→ **What is needed**:
Copy out each line that mentions the word "JSON".

Figure dataset records:
========================

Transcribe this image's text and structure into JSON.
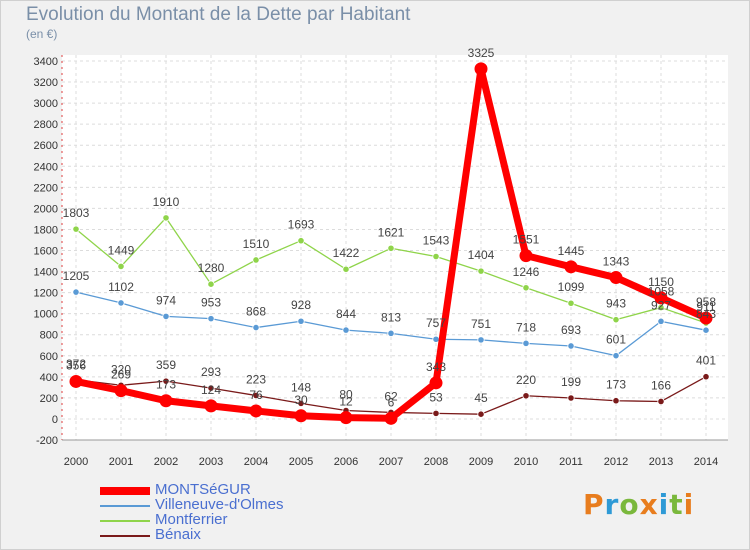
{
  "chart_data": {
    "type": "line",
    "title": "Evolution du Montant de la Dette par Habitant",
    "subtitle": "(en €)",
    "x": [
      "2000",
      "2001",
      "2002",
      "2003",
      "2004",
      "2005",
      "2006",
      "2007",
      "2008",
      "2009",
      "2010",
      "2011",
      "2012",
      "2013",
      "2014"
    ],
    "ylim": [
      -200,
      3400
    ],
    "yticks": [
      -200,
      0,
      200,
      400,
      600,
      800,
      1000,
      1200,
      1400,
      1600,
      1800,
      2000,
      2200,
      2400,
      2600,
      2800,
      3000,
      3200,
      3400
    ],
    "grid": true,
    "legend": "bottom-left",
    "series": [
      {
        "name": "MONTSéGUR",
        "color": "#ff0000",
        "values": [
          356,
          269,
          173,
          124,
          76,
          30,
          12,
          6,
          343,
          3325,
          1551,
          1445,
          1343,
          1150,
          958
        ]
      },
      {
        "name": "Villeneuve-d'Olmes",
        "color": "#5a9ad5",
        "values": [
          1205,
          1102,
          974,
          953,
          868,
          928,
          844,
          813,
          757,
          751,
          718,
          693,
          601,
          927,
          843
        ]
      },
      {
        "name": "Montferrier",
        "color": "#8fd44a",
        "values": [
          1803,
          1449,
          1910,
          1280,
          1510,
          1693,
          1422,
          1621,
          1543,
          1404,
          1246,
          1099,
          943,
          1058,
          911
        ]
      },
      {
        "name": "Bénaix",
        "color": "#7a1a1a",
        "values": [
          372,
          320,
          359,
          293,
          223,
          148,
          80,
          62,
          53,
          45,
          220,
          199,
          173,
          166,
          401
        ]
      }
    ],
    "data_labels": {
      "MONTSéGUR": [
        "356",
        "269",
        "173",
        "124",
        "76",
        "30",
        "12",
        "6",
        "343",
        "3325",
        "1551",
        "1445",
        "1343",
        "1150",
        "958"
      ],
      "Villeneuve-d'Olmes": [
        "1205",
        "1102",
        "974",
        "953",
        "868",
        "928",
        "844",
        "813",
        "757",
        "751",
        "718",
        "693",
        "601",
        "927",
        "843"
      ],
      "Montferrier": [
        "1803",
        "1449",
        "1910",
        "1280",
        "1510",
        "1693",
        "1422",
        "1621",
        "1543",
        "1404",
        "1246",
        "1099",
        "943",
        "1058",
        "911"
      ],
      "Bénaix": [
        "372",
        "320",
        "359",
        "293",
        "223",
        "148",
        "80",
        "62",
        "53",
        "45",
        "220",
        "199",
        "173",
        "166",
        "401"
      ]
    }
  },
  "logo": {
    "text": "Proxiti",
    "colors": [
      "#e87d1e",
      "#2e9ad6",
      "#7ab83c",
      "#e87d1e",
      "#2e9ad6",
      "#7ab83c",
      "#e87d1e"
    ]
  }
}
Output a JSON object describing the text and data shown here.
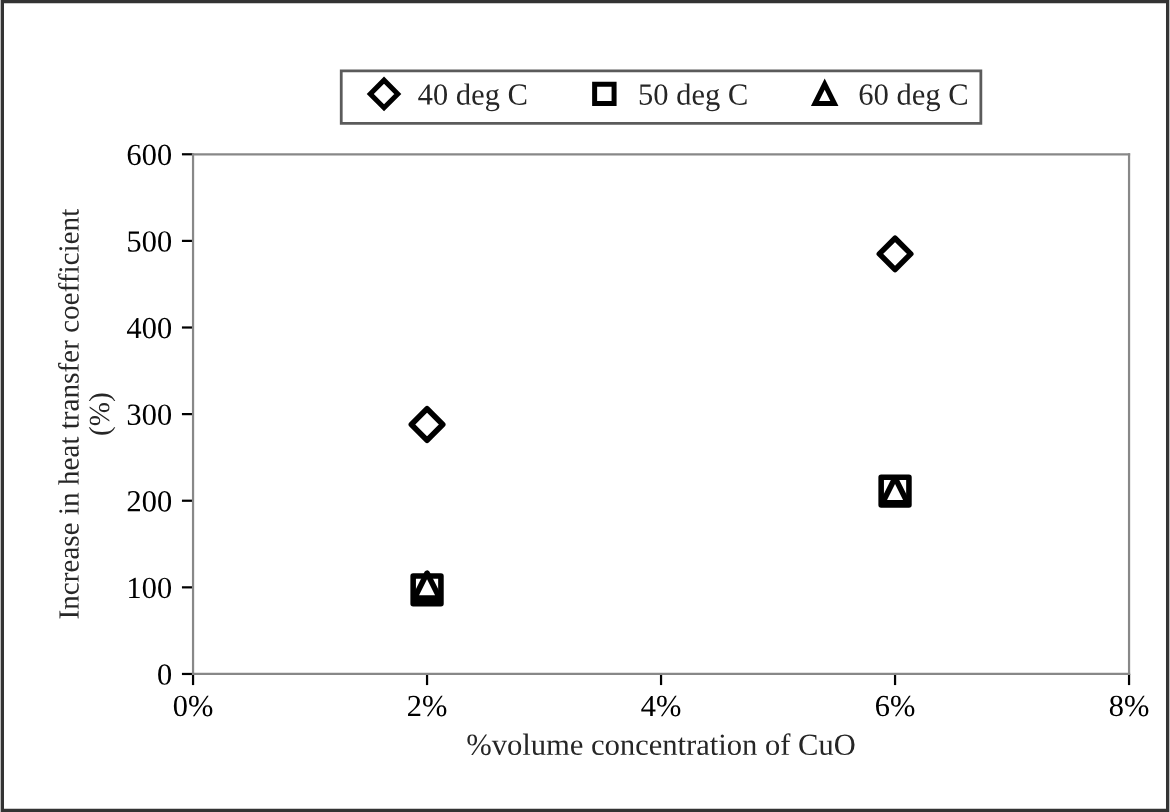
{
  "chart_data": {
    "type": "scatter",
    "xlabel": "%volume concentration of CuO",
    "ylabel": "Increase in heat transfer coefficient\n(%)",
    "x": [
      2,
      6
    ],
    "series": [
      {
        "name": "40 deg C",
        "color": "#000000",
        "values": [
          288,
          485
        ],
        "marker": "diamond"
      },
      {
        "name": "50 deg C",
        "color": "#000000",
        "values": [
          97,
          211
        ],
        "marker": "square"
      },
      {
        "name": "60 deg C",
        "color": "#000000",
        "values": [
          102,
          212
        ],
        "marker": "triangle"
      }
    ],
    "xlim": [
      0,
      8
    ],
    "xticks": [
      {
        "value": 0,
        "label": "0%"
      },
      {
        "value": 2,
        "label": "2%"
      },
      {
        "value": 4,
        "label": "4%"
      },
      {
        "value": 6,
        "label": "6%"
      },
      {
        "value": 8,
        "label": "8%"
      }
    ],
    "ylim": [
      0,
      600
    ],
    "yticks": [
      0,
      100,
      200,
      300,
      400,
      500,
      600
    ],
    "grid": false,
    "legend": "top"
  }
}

========================

→ **Output below**:
Transcribe this image's text and structure into JSON.
Output a JSON object describing the text and data shown here.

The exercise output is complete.